### [PROBLEM TO SOLVE]
Scan the lines below for the word "Type". Copy each line you find it in.

[Data extracted from a collection]
◇ ◇ ◇ ◇ ◇ ◇ ◇

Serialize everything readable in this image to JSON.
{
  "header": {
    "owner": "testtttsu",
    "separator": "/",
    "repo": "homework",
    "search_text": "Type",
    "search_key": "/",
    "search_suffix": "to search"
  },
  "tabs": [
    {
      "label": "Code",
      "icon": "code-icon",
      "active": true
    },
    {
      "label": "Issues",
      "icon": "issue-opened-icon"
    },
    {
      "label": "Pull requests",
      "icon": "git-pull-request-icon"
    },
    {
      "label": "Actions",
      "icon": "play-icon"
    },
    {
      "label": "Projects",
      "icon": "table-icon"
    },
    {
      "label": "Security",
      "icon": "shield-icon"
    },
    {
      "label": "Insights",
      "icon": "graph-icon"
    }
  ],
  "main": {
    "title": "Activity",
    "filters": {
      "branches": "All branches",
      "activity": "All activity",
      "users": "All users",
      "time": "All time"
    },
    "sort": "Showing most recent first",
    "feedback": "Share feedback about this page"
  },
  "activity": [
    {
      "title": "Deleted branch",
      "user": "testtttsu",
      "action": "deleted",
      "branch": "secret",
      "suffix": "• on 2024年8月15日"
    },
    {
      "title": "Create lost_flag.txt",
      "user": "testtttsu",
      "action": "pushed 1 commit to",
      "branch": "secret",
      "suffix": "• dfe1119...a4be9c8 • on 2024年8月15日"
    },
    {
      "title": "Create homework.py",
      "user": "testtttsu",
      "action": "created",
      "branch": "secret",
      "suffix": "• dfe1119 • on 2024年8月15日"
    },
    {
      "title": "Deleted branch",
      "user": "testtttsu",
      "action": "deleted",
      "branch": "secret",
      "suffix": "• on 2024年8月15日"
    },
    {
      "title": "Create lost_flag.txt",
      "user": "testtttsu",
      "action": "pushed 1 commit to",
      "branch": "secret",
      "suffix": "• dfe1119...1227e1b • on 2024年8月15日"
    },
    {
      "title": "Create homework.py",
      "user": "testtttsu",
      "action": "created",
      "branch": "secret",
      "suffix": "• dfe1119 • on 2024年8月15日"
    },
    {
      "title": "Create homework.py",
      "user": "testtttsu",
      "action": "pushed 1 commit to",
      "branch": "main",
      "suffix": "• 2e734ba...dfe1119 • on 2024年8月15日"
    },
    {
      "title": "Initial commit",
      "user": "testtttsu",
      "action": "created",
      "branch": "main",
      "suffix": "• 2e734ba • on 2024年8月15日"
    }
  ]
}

◇ ◇ ◇ ◇ ◇ ◇ ◇

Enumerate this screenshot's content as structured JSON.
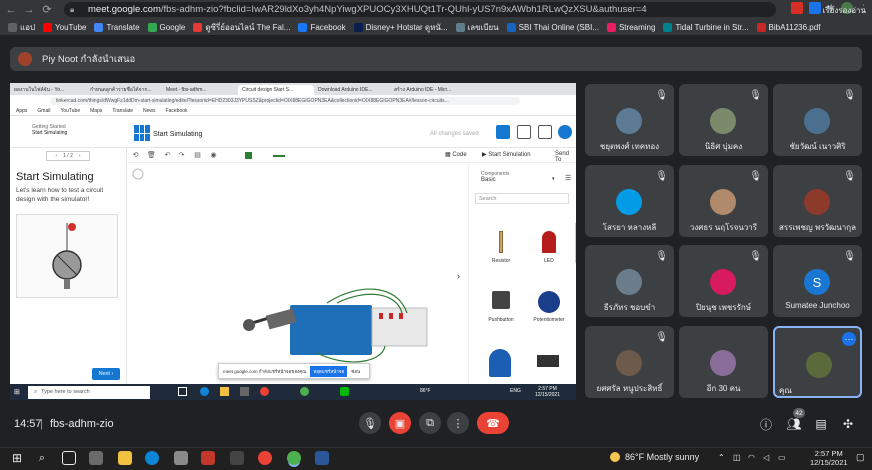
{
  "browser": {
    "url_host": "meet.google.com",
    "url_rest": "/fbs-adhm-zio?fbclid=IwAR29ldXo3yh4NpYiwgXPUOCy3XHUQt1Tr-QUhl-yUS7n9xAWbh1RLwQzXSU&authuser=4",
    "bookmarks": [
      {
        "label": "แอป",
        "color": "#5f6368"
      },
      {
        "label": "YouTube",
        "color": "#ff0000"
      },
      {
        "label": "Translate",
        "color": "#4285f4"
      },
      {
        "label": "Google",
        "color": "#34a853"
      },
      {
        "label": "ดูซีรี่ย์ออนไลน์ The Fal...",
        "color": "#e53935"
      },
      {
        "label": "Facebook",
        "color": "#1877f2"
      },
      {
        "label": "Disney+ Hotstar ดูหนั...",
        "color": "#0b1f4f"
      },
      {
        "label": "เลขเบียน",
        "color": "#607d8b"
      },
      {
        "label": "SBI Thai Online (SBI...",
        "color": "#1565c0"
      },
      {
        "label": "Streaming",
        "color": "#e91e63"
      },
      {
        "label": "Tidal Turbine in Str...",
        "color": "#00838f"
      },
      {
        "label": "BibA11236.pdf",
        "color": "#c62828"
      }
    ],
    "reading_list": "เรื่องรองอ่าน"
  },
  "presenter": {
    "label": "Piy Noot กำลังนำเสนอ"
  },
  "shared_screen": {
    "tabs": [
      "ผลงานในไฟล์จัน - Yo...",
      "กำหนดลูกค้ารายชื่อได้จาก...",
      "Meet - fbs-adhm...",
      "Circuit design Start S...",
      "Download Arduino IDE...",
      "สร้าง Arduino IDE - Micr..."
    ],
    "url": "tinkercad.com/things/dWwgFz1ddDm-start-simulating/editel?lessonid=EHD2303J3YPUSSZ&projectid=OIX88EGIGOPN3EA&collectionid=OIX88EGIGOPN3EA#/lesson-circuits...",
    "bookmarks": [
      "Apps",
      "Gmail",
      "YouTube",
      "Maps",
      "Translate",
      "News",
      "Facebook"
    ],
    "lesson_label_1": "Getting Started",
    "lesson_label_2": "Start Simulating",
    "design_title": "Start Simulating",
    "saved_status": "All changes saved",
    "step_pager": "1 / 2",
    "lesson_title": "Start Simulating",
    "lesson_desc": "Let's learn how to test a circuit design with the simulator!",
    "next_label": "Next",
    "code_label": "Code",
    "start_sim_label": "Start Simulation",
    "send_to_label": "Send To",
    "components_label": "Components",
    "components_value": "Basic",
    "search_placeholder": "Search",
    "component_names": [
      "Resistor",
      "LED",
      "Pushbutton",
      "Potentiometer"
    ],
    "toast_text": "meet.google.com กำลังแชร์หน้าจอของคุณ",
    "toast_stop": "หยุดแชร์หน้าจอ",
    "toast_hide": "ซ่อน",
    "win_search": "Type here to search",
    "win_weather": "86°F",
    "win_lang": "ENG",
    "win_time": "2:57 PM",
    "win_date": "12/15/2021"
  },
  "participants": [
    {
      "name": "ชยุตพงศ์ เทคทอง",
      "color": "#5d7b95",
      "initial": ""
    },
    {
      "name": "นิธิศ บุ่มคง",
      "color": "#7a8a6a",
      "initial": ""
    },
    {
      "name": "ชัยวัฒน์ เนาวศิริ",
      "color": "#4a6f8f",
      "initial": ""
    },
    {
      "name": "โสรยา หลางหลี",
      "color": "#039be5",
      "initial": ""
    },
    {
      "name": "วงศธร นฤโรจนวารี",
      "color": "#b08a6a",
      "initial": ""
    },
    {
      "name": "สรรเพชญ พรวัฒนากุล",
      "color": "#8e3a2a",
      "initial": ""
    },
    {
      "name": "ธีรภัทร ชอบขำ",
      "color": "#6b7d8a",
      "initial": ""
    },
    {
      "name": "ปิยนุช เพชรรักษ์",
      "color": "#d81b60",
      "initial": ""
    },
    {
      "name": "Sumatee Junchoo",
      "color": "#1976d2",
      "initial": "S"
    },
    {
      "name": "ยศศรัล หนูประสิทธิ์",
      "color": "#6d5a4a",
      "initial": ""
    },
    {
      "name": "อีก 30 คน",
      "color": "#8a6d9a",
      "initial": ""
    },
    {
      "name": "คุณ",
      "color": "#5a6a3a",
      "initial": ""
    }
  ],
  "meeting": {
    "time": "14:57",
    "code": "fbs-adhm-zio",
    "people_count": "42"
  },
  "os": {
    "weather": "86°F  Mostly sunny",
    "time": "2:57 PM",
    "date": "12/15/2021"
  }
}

◇ ◇ ◇ ◇ ◇ ◇ ◇

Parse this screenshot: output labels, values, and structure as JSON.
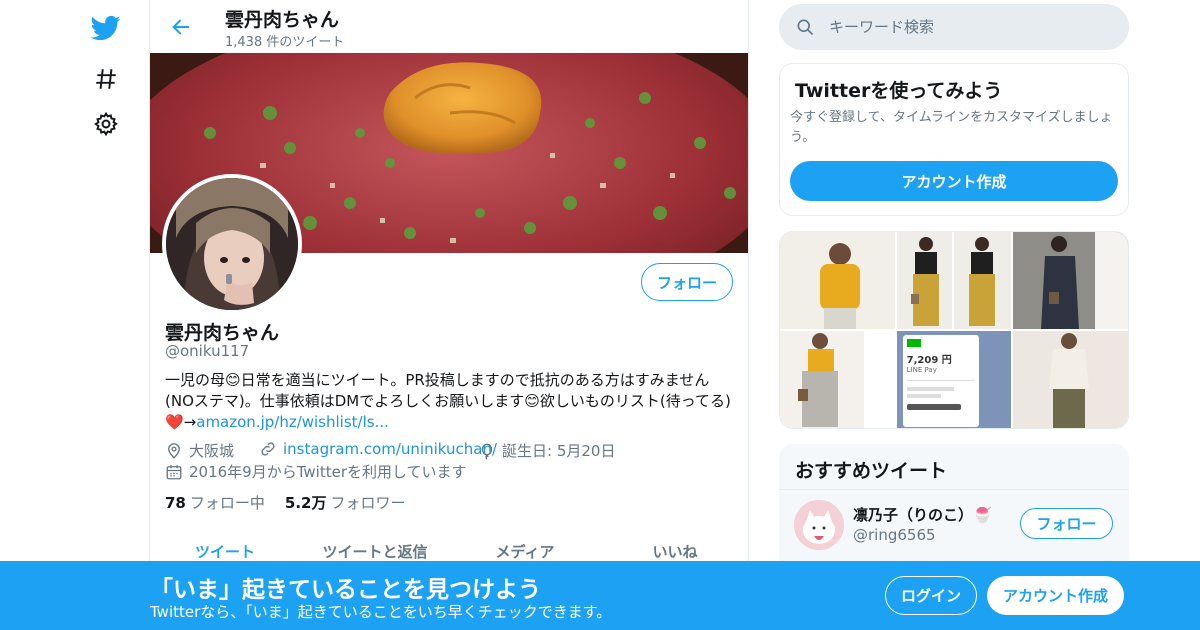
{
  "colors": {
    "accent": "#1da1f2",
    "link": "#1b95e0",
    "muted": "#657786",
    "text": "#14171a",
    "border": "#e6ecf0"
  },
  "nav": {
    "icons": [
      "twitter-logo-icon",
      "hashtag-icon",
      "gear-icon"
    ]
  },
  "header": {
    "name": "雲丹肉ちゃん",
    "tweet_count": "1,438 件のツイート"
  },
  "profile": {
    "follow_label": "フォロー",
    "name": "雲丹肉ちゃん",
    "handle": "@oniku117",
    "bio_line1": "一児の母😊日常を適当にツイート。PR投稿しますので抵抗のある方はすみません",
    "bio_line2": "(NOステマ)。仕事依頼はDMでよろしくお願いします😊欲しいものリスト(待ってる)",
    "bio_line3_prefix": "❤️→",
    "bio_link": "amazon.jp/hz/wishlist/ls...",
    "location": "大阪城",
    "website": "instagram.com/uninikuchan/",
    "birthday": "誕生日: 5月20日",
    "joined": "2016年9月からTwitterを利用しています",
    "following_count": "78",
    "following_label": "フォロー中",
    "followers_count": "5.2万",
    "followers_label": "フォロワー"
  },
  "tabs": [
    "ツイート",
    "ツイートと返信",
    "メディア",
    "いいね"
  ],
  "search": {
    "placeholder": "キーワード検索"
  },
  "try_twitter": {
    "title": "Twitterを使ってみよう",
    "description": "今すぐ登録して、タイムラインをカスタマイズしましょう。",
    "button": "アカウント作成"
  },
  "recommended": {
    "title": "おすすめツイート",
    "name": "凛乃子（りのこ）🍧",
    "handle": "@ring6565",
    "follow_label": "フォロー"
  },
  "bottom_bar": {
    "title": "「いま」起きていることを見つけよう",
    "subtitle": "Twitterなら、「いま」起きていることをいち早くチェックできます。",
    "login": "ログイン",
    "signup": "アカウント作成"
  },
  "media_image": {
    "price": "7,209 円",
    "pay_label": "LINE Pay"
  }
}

◇ ◇ ◇ ◇ ◇ ◇ ◇

### [EXERCISE ANSWER]
    "search_text": "Type",
    "win_search": "Type here to search",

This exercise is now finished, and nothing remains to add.